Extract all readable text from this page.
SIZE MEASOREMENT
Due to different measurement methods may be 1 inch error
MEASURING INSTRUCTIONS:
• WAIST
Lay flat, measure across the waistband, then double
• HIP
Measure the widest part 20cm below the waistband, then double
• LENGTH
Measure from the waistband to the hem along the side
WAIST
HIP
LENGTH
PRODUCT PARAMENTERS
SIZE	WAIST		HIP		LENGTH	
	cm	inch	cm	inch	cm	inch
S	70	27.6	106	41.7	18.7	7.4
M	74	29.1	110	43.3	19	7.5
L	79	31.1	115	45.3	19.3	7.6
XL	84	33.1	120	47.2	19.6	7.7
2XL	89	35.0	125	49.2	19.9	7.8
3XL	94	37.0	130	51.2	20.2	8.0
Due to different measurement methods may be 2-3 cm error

* **Written instruction**: Among the entries above, identify all lines with "from" and copy them.

* **Completed task**:
Extract all readable text from this page.
Measure from the waistband to the hem along the side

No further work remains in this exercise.